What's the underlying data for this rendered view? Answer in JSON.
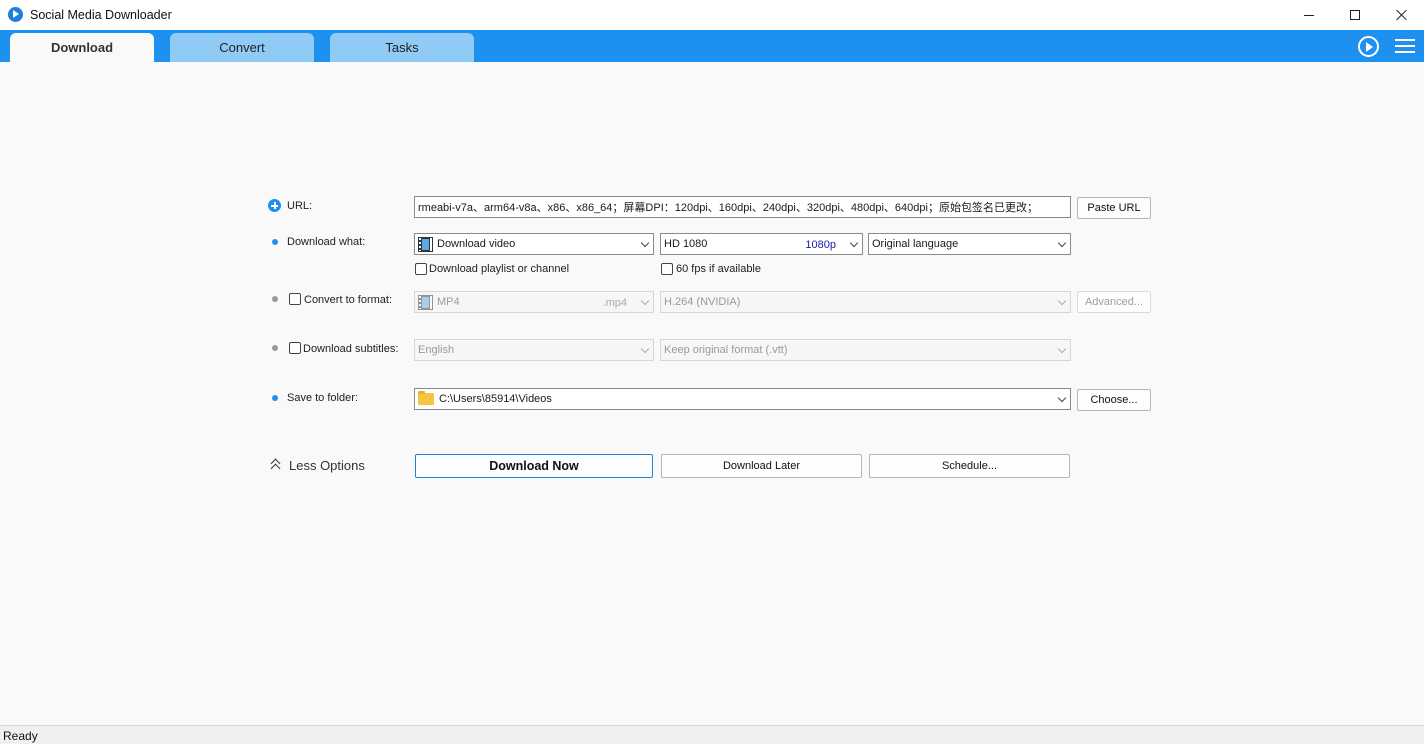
{
  "window": {
    "title": "Social Media Downloader"
  },
  "tabs": [
    {
      "label": "Download",
      "active": true
    },
    {
      "label": "Convert",
      "active": false
    },
    {
      "label": "Tasks",
      "active": false
    }
  ],
  "form": {
    "url": {
      "label": "URL:",
      "value": "rmeabi-v7a、arm64-v8a、x86、x86_64；屏幕DPI：120dpi、160dpi、240dpi、320dpi、480dpi、640dpi；原始包签名已更改；",
      "paste_button": "Paste URL"
    },
    "download_what": {
      "label": "Download what:",
      "type": "Download video",
      "quality": "HD 1080",
      "quality_tag": "1080p",
      "language": "Original language",
      "playlist_label": "Download playlist or channel",
      "fps_label": "60 fps if available"
    },
    "convert": {
      "label": "Convert to format:",
      "format": "MP4",
      "format_ext": ".mp4",
      "codec": "H.264 (NVIDIA)",
      "advanced_button": "Advanced..."
    },
    "subtitles": {
      "label": "Download subtitles:",
      "language": "English",
      "format": "Keep original format (.vtt)"
    },
    "save": {
      "label": "Save to folder:",
      "path": "C:\\Users\\85914\\Videos",
      "choose_button": "Choose..."
    },
    "less_options": "Less Options",
    "actions": {
      "download_now": "Download Now",
      "download_later": "Download Later",
      "schedule": "Schedule..."
    }
  },
  "status": {
    "text": "Ready"
  },
  "colors": {
    "accent": "#1e90f0",
    "tab_inactive": "#8fcbf5",
    "primary_border": "#1e7fd8"
  }
}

* The task
From the data above, copy each line where the string "language" appears.

* Complete response
      "language": "Original language",
      "language": "English",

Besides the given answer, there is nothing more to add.